Stored data entries
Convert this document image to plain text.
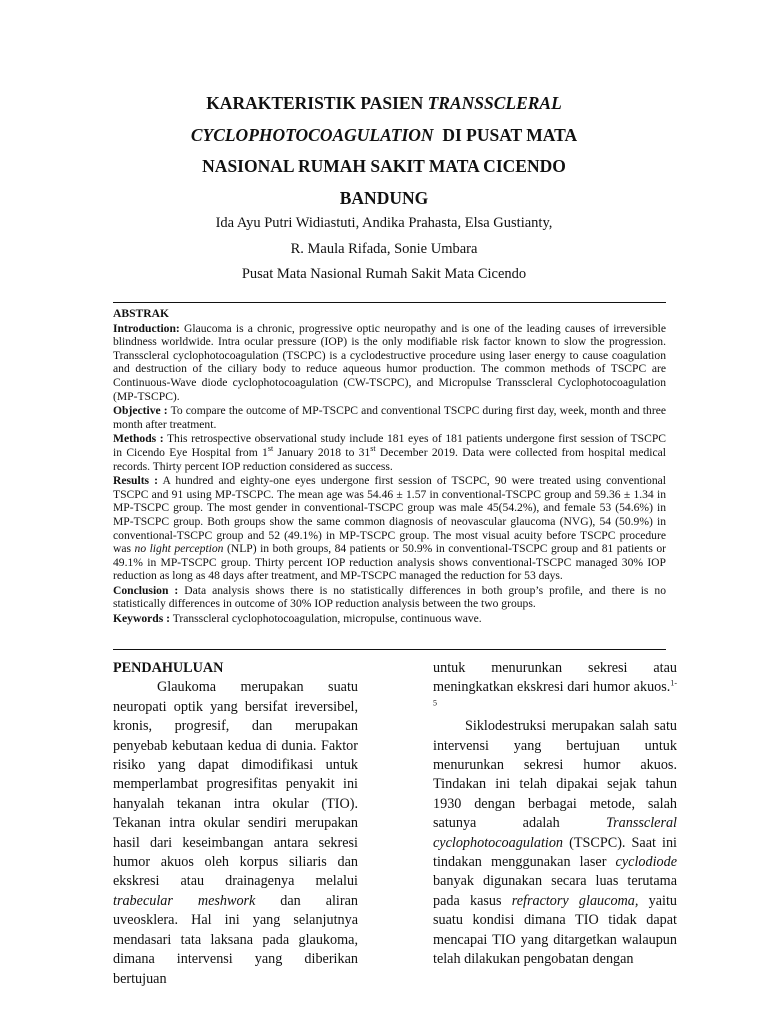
KARAKTERISTIK PASIEN TRANSSCLERAL
CYCLOPHOTOCOAGULATION  DI PUSAT MATA
NASIONAL RUMAH SAKIT MATA CICENDO
BANDUNG
Ida Ayu Putri Widiastuti, Andika Prahasta, Elsa Gustianty,
R. Maula Rifada, Sonie Umbara
Pusat Mata Nasional Rumah Sakit Mata Cicendo

ABSTRAK

Introduction: Glaucoma is a chronic, progressive optic neuropathy and is one of the leading causes of irreversible blindness worldwide. Intra ocular pressure (IOP) is the only modifiable risk factor known to slow the progression. Transscleral cyclophotocoagulation (TSCPC) is a cyclodestructive procedure using laser energy to cause coagulation and destruction of the ciliary body to reduce aqueous humor production. The common methods of TSCPC are Continuous-Wave diode cyclophotocoagulation (CW-TSCPC), and Micropulse Transscleral Cyclophotocoagulation (MP-TSCPC).

Objective : To compare the outcome of MP-TSCPC and conventional TSCPC during first day, week, month and three month after treatment.

Methods : This retrospective observational study include 181 eyes of 181 patients undergone first session of TSCPC in Cicendo Eye Hospital from 1st January 2018 to 31st December 2019. Data were collected from hospital medical records. Thirty percent IOP reduction considered as success.

Results : A hundred and eighty-one eyes undergone first session of TSCPC, 90 were treated using conventional TSCPC and 91 using MP-TSCPC. The mean age was 54.46 ± 1.57 in conventional-TSCPC group and 59.36 ± 1.34 in MP-TSCPC group. The most gender in conventional-TSCPC group was male 45(54.2%), and female 53 (54.6%) in MP-TSCPC group. Both groups show the same common diagnosis of neovascular glaucoma (NVG), 54 (50.9%) in conventional-TSCPC group and 52 (49.1%) in MP-TSCPC group. The most visual acuity before TSCPC procedure was no light perception (NLP) in both groups, 84 patients or 50.9% in conventional-TSCPC group and 81 patients or 49.1% in MP-TSCPC group. Thirty percent IOP reduction analysis shows conventional-TSCPC managed 30% IOP reduction as long as 48 days after treatment, and MP-TSCPC managed the reduction for 53 days.

Conclusion : Data analysis shows there is no statistically differences in both group’s profile, and there is no statistically differences in outcome of 30% IOP reduction analysis between the two groups.

Keywords : Transscleral cyclophotocoagulation, micropulse, continuous wave.

PENDAHULUAN

Glaukoma merupakan suatu neuropati optik yang bersifat ireversibel, kronis, progresif, dan merupakan penyebab kebutaan kedua di dunia. Faktor risiko yang dapat dimodifikasi untuk memperlambat progresifitas penyakit ini hanyalah tekanan intra okular (TIO). Tekanan intra okular sendiri merupakan hasil dari keseimbangan antara sekresi humor akuos oleh korpus siliaris dan ekskresi atau drainagenya melalui trabecular meshwork dan aliran uveosklera. Hal ini yang selanjutnya mendasari tata laksana pada glaukoma, dimana intervensi yang diberikan bertujuan

untuk menurunkan sekresi atau meningkatkan ekskresi dari humor akuos.$^{1-5}$

Siklodestruksi merupakan salah satu intervensi yang bertujuan untuk menurunkan sekresi humor akuos. Tindakan ini telah dipakai sejak tahun 1930 dengan berbagai metode, salah satunya adalah Transscleral cyclophotocoagulation (TSCPC). Saat ini tindakan menggunakan laser cyclodiode banyak digunakan secara luas terutama pada kasus refractory glaucoma, yaitu suatu kondisi dimana TIO tidak dapat mencapai TIO yang ditargetkan walaupun telah dilakukan pengobatan dengan
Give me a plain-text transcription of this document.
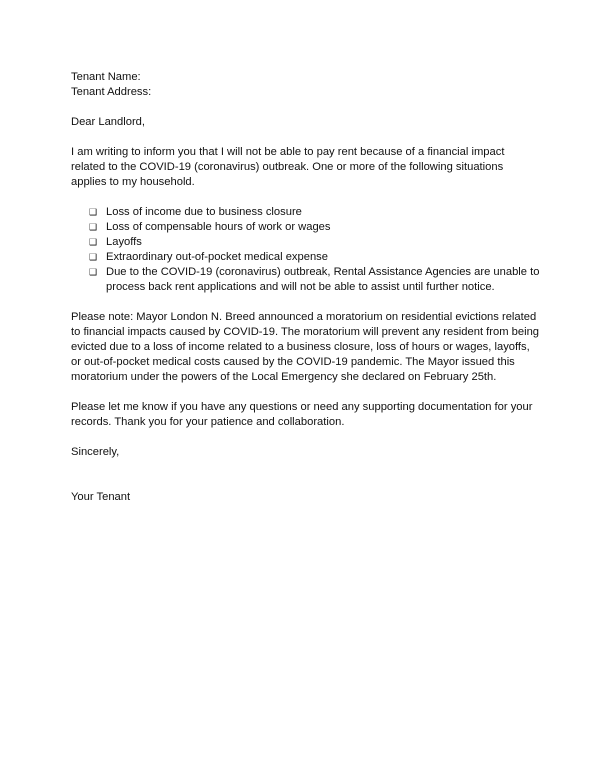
Tenant Name:

Tenant Address:

Dear Landlord,

I am writing to inform you that I will not be able to pay rent because of a financial impact related to the COVID-19 (coronavirus) outbreak. One or more of the following situations applies to my household.

❑ Loss of income due to business closure
❑ Loss of compensable hours of work or wages
❑ Layoffs
❑ Extraordinary out-of-pocket medical expense
❑ Due to the COVID-19 (coronavirus) outbreak, Rental Assistance Agencies are unable to process back rent applications and will not be able to assist until further notice.

Please note: Mayor London N. Breed announced a moratorium on residential evictions related to financial impacts caused by COVID-19. The moratorium will prevent any resident from being evicted due to a loss of income related to a business closure, loss of hours or wages, layoffs, or out-of-pocket medical costs caused by the COVID-19 pandemic. The Mayor issued this moratorium under the powers of the Local Emergency she declared on February 25th.

Please let me know if you have any questions or need any supporting documentation for your records. Thank you for your patience and collaboration.

Sincerely,

Your Tenant
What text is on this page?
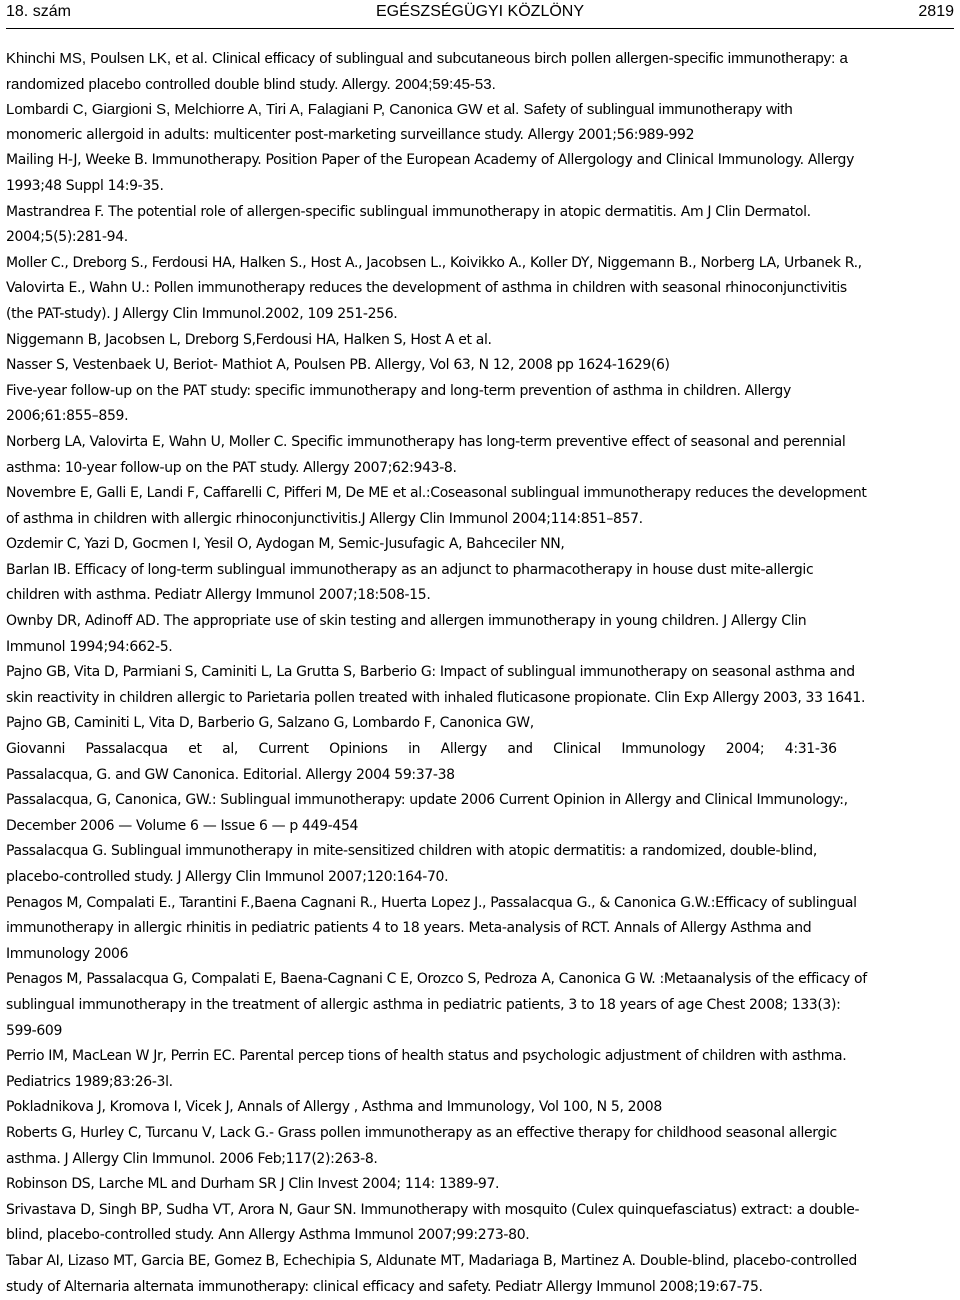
18. szám	EGÉSZSÉGÜGYI KÖZLÖNY	2819

Khinchi MS, Poulsen LK, et al. Clinical efficacy of sublingual and subcutaneous birch pollen allergen-specific immunotherapy: a

randomized placebo controlled double blind study. Allergy. 2004;59:45-53.

Lombardi C, Giargioni S, Melchiorre A, Tiri A, Falagiani P, Canonica GW et al. Safety of sublingual immunotherapy with

monomeric allergoid in adults: multicenter post-marketing surveillance study. Allergy 2001;56:989-992

Mailing H-J, Weeke B. Immunotherapy. Position Paper of the European Academy of Allergology and Clinical Immunology. Allergy

1993;48 Suppl 14:9-35.

Mastrandrea F. The potential role of allergen-specific sublingual immunotherapy in atopic dermatitis. Am J Clin Dermatol.

2004;5(5):281-94.

Moller C., Dreborg S., Ferdousi HA, Halken S., Host A., Jacobsen L., Koivikko A., Koller DY, Niggemann B., Norberg LA, Urbanek R.,

Valovirta E., Wahn U.: Pollen immunotherapy reduces the development of asthma in children with seasonal rhinoconjunctivitis

(the PAT-study). J Allergy Clin Immunol.2002, 109 251-256.

Niggemann B, Jacobsen L, Dreborg S,Ferdousi HA, Halken S, Host A et al.

Nasser S, Vestenbaek U, Beriot- Mathiot A, Poulsen PB. Allergy, Vol 63, N 12, 2008 pp 1624-1629(6)

Five-year follow-up on the PAT study: specific immunotherapy and long-term prevention of asthma in children. Allergy

2006;61:855–859.

Norberg LA, Valovirta E, Wahn U, Moller C. Specific immunotherapy has long-term preventive effect of seasonal and perennial

asthma: 10-year follow-up on the PAT study. Allergy 2007;62:943-8.

Novembre E, Galli E, Landi F, Caffarelli C, Pifferi M, De ME et al.:Coseasonal sublingual immunotherapy reduces the development

of asthma in children with allergic rhinoconjunctivitis.J Allergy Clin Immunol 2004;114:851–857.

Ozdemir C, Yazi D, Gocmen I, Yesil O, Aydogan M, Semic-Jusufagic A, Bahceciler NN,

Barlan IB. Efficacy of long-term sublingual immunotherapy as an adjunct to pharmacotherapy in house dust mite-allergic

children with asthma. Pediatr Allergy Immunol 2007;18:508-15.

Ownby DR, Adinoff AD. The appropriate use of skin testing and allergen immunotherapy in young children. J Allergy Clin

Immunol 1994;94:662-5.

Pajno GB, Vita D, Parmiani S, Caminiti L, La Grutta S, Barberio G: Impact of sublingual immunotherapy on seasonal asthma and

skin reactivity in children allergic to Parietaria pollen treated with inhaled fluticasone propionate. Clin Exp Allergy 2003, 33 1641.

Pajno GB, Caminiti L, Vita D, Barberio G, Salzano G, Lombardo F, Canonica GW,

Giovanni     Passalacqua     et     al,     Current     Opinions     in     Allergy     and     Clinical     Immunology     2004;     4:31-36

Passalacqua, G. and GW Canonica. Editorial. Allergy 2004 59:37-38

Passalacqua, G, Canonica, GW.: Sublingual immunotherapy: update 2006 Current Opinion in Allergy and Clinical Immunology:,

December 2006 — Volume 6 — Issue 6 — p 449-454

Passalacqua G. Sublingual immunotherapy in mite-sensitized children with atopic dermatitis: a randomized, double-blind,

placebo-controlled study. J Allergy Clin Immunol 2007;120:164-70.

Penagos M, Compalati E., Tarantini F.,Baena Cagnani R., Huerta Lopez J., Passalacqua G., & Canonica G.W.:Efficacy of sublingual

immunotherapy in allergic rhinitis in pediatric patients 4 to 18 years. Meta-analysis of RCT. Annals of Allergy Asthma and

Immunology 2006

Penagos M, Passalacqua G, Compalati E, Baena-Cagnani C E, Orozco S, Pedroza A, Canonica G W. :Metaanalysis of the efficacy of

sublingual immunotherapy in the treatment of allergic asthma in pediatric patients, 3 to 18 years of age Chest 2008; 133(3):

599-609

Perrio IM, MacLean W Jr, Perrin EC. Parental percep tions of health status and psychologic adjustment of children with asthma.

Pediatrics 1989;83:26-3l.

Pokladnikova J, Kromova I, Vicek J, Annals of Allergy , Asthma and Immunology, Vol 100, N 5, 2008

Roberts G, Hurley C, Turcanu V, Lack G.- Grass pollen immunotherapy as an effective therapy for childhood seasonal allergic

asthma. J Allergy Clin Immunol. 2006 Feb;117(2):263-8.

Robinson DS, Larche ML and Durham SR J Clin Invest 2004; 114: 1389-97.

Srivastava D, Singh BP, Sudha VT, Arora N, Gaur SN. Immunotherapy with mosquito (Culex quinquefasciatus) extract: a double-

blind, placebo-controlled study. Ann Allergy Asthma Immunol 2007;99:273-80.

Tabar AI, Lizaso MT, Garcia BE, Gomez B, Echechipia S, Aldunate MT, Madariaga B, Martinez A. Double-blind, placebo-controlled

study of Alternaria alternata immunotherapy: clinical efficacy and safety. Pediatr Allergy Immunol 2008;19:67-75.
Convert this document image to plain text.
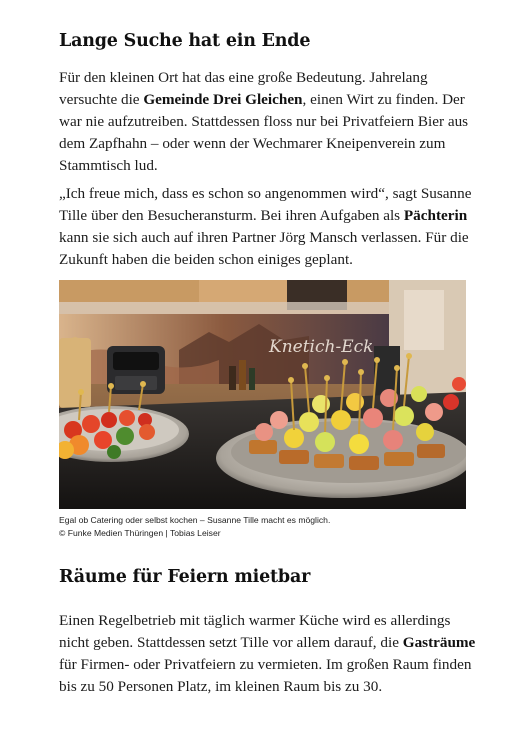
Lange Suche hat ein Ende

Für den kleinen Ort hat das eine große Bedeutung. Jahrelang versuchte die Gemeinde Drei Gleichen, einen Wirt zu finden. Der war nie aufzutreiben. Stattdessen floss nur bei Privatfeiern Bier aus dem Zapfhahn – oder wenn der Wechmarer Kneipenverein zum Stammtisch lud.

„Ich freue mich, dass es schon so angenommen wird“, sagt Susanne Tille über den Besucheransturm. Bei ihren Aufgaben als Pächterin kann sie sich auch auf ihren Partner Jörg Mansch verlassen. Für die Zukunft haben die beiden schon einiges geplant.

Knetich-Eck
Egal ob Catering oder selbst kochen – Susanne Tille macht es möglich.
© Funke Medien Thüringen | Tobias Leiser
Räume für Feiern mietbar

Einen Regelbetrieb mit täglich warmer Küche wird es allerdings nicht geben. Stattdessen setzt Tille vor allem darauf, die Gasträume für Firmen- oder Privatfeiern zu vermieten. Im großen Raum finden bis zu 50 Personen Platz, im kleinen Raum bis zu 30.
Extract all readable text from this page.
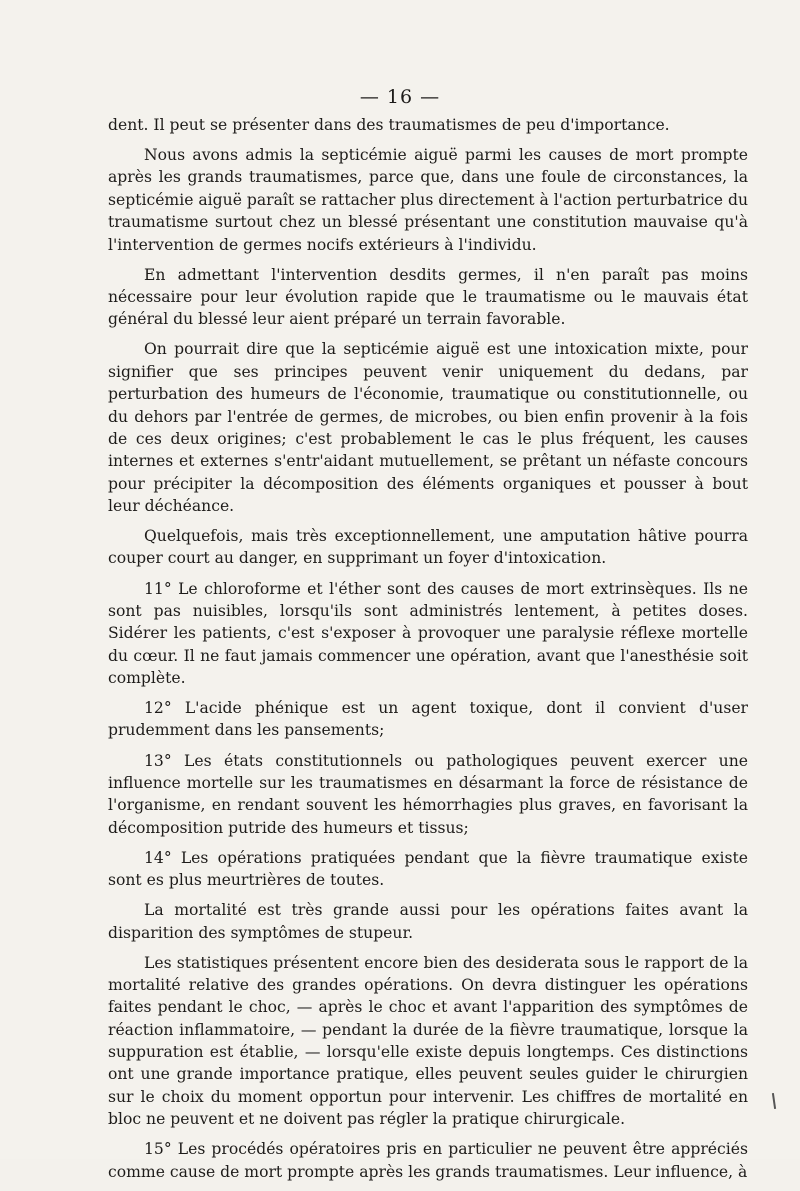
— 16 —

dent. Il peut se présenter dans des traumatismes de peu d'importance.

Nous avons admis la septicémie aiguë parmi les causes de mort prompte après les grands traumatismes, parce que, dans une foule de circonstances, la septicémie aiguë paraît se rattacher plus directement à l'action perturbatrice du traumatisme surtout chez un blessé présentant une constitution mauvaise qu'à l'intervention de germes nocifs extérieurs à l'individu.

En admettant l'intervention desdits germes, il n'en paraît pas moins nécessaire pour leur évolution rapide que le traumatisme ou le mauvais état général du blessé leur aient préparé un terrain favorable.

On pourrait dire que la septicémie aiguë est une intoxication mixte, pour signifier que ses principes peuvent venir uniquement du dedans, par perturbation des humeurs de l'économie, traumatique ou constitutionnelle, ou du dehors par l'entrée de germes, de microbes, ou bien enfin provenir à la fois de ces deux origines; c'est probablement le cas le plus fréquent, les causes internes et externes s'entr'aidant mutuellement, se prêtant un néfaste concours pour précipiter la décomposition des éléments organiques et pousser à bout leur déchéance.

Quelquefois, mais très exceptionnellement, une amputation hâtive pourra couper court au danger, en supprimant un foyer d'intoxication.

11° Le chloroforme et l'éther sont des causes de mort extrinsèques. Ils ne sont pas nuisibles, lorsqu'ils sont administrés lentement, à petites doses. Sidérer les patients, c'est s'exposer à provoquer une paralysie réflexe mortelle du cœur. Il ne faut jamais commencer une opération, avant que l'anesthésie soit complète.

12° L'acide phénique est un agent toxique, dont il convient d'user prudemment dans les pansements;

13° Les états constitutionnels ou pathologiques peuvent exercer une influence mortelle sur les traumatismes en désarmant la force de résistance de l'organisme, en rendant souvent les hémorrhagies plus graves, en favorisant la décomposition putride des humeurs et tissus;

14° Les opérations pratiquées pendant que la fièvre traumatique existe sont es plus meurtrières de toutes.

La mortalité est très grande aussi pour les opérations faites avant la disparition des symptômes de stupeur.

Les statistiques présentent encore bien des desiderata sous le rapport de la mortalité relative des grandes opérations. On devra distinguer les opérations faites pendant le choc, — après le choc et avant l'apparition des symptômes de réaction inflammatoire, — pendant la durée de la fièvre traumatique, lorsque la suppuration est établie, — lorsqu'elle existe depuis longtemps. Ces distinctions ont une grande importance pratique, elles peuvent seules guider le chirurgien sur le choix du moment opportun pour intervenir. Les chiffres de mortalité en bloc ne peuvent et ne doivent pas régler la pratique chirurgicale.

15° Les procédés opératoires pris en particulier ne peuvent être appréciés comme cause de mort prompte après les grands traumatismes. Leur influence, à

**What is being asked**.
Only lines containing the word "Current" matter here: count them in the entries and give the number, nothing else.

**Exercise output**.
2